- [Records provided]:
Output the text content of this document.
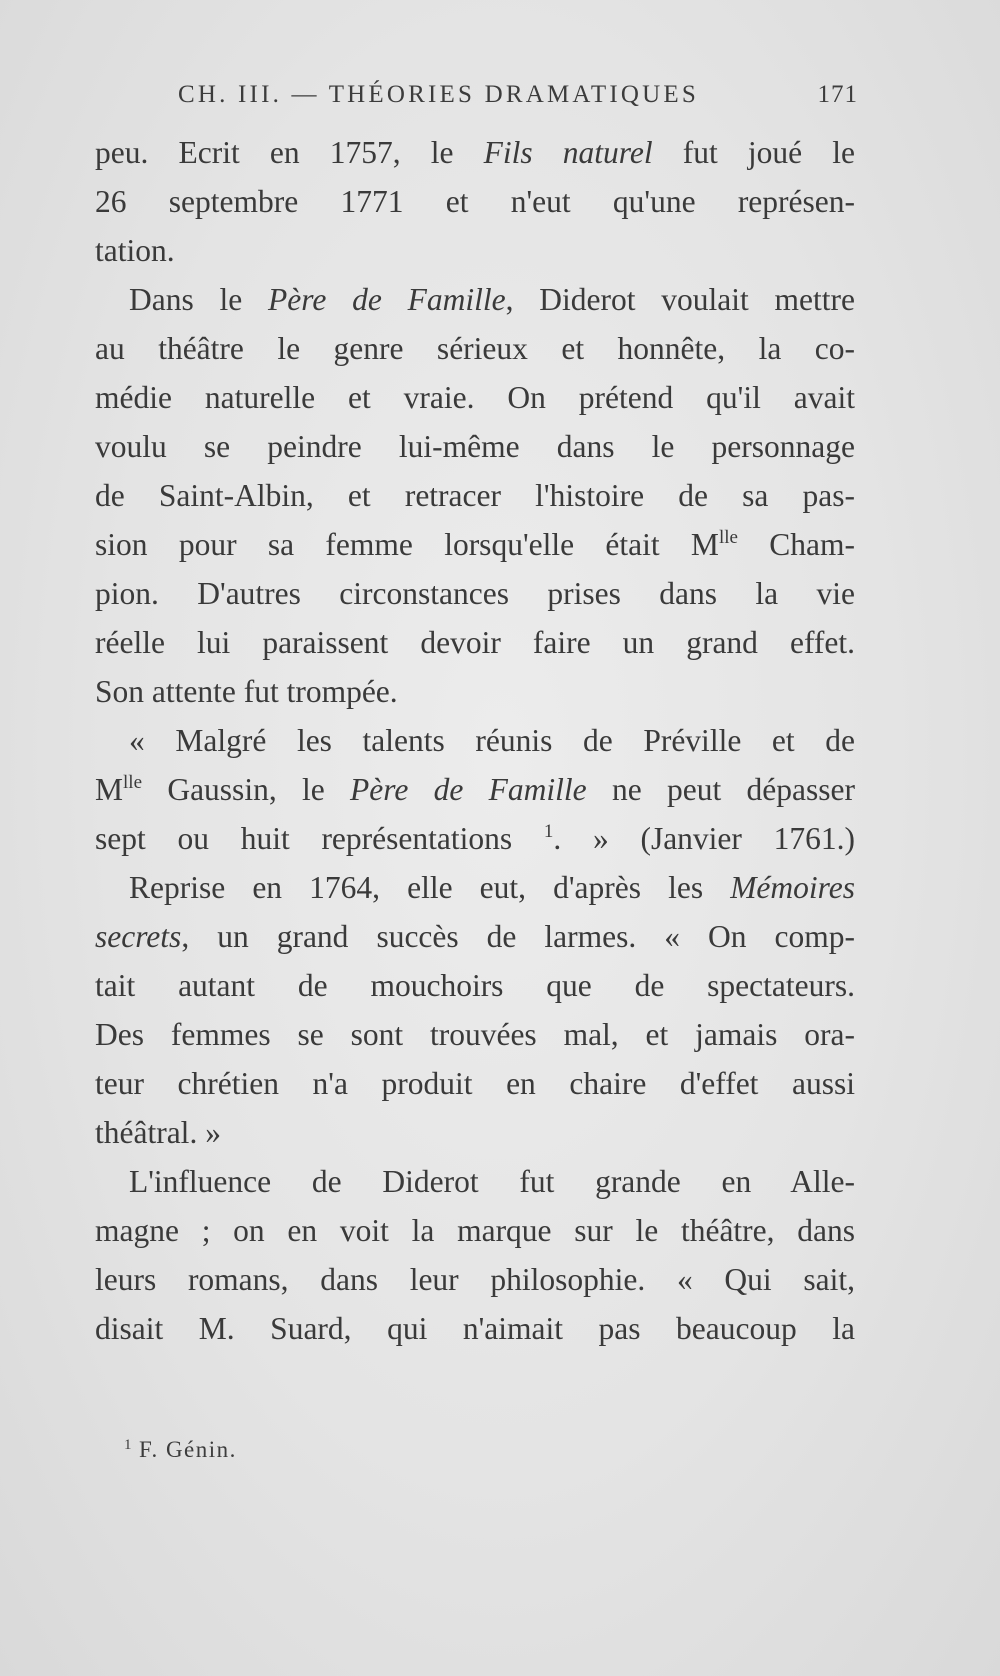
CH. III. — THÉORIES DRAMATIQUES	171
peu. Ecrit en 1757, le Fils naturel fut joué le
26 septembre 1771 et n'eut qu'une représen-
tation.
Dans le Père de Famille, Diderot voulait mettre
au théâtre le genre sérieux et honnête, la co-
médie naturelle et vraie. On prétend qu'il avait
voulu se peindre lui-même dans le personnage
de Saint-Albin, et retracer l'histoire de sa pas-
sion pour sa femme lorsqu'elle était $M^{lle}$ Cham-
pion. D'autres circonstances prises dans la vie
réelle lui paraissent devoir faire un grand effet.
Son attente fut trompée.
« Malgré les talents réunis de Préville et de
$M^{lle}$ Gaussin, le Père de Famille ne peut dépasser
sept ou huit représentations $^1$. » (Janvier 1761.)
Reprise en 1764, elle eut, d'après les Mémoires
secrets, un grand succès de larmes. « On comp-
tait autant de mouchoirs que de spectateurs.
Des femmes se sont trouvées mal, et jamais ora-
teur chrétien n'a produit en chaire d'effet aussi
théâtral. »
L'influence de Diderot fut grande en Alle-
magne ; on en voit la marque sur le théâtre, dans
leurs romans, dans leur philosophie. « Qui sait,
disait M. Suard, qui n'aimait pas beaucoup la
$^1$ F. Génin.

- [Given request]: Give all the entries again exactly, dropping each picture.

- [Result of this exercise]:
Output the text content of this document.
CH. III. — THÉORIES DRAMATIQUES	171
peu. Ecrit en 1757, le Fils naturel fut joué le
26 septembre 1771 et n'eut qu'une représen-
tation.
Dans le Père de Famille, Diderot voulait mettre
au théâtre le genre sérieux et honnête, la co-
médie naturelle et vraie. On prétend qu'il avait
voulu se peindre lui-même dans le personnage
de Saint-Albin, et retracer l'histoire de sa pas-
sion pour sa femme lorsqu'elle était $M^{lle}$ Cham-
pion. D'autres circonstances prises dans la vie
réelle lui paraissent devoir faire un grand effet.
Son attente fut trompée.
« Malgré les talents réunis de Préville et de
$M^{lle}$ Gaussin, le Père de Famille ne peut dépasser
sept ou huit représentations $^1$. » (Janvier 1761.)
Reprise en 1764, elle eut, d'après les Mémoires
secrets, un grand succès de larmes. « On comp-
tait autant de mouchoirs que de spectateurs.
Des femmes se sont trouvées mal, et jamais ora-
teur chrétien n'a produit en chaire d'effet aussi
théâtral. »
L'influence de Diderot fut grande en Alle-
magne ; on en voit la marque sur le théâtre, dans
leurs romans, dans leur philosophie. « Qui sait,
disait M. Suard, qui n'aimait pas beaucoup la
$^1$ F. Génin.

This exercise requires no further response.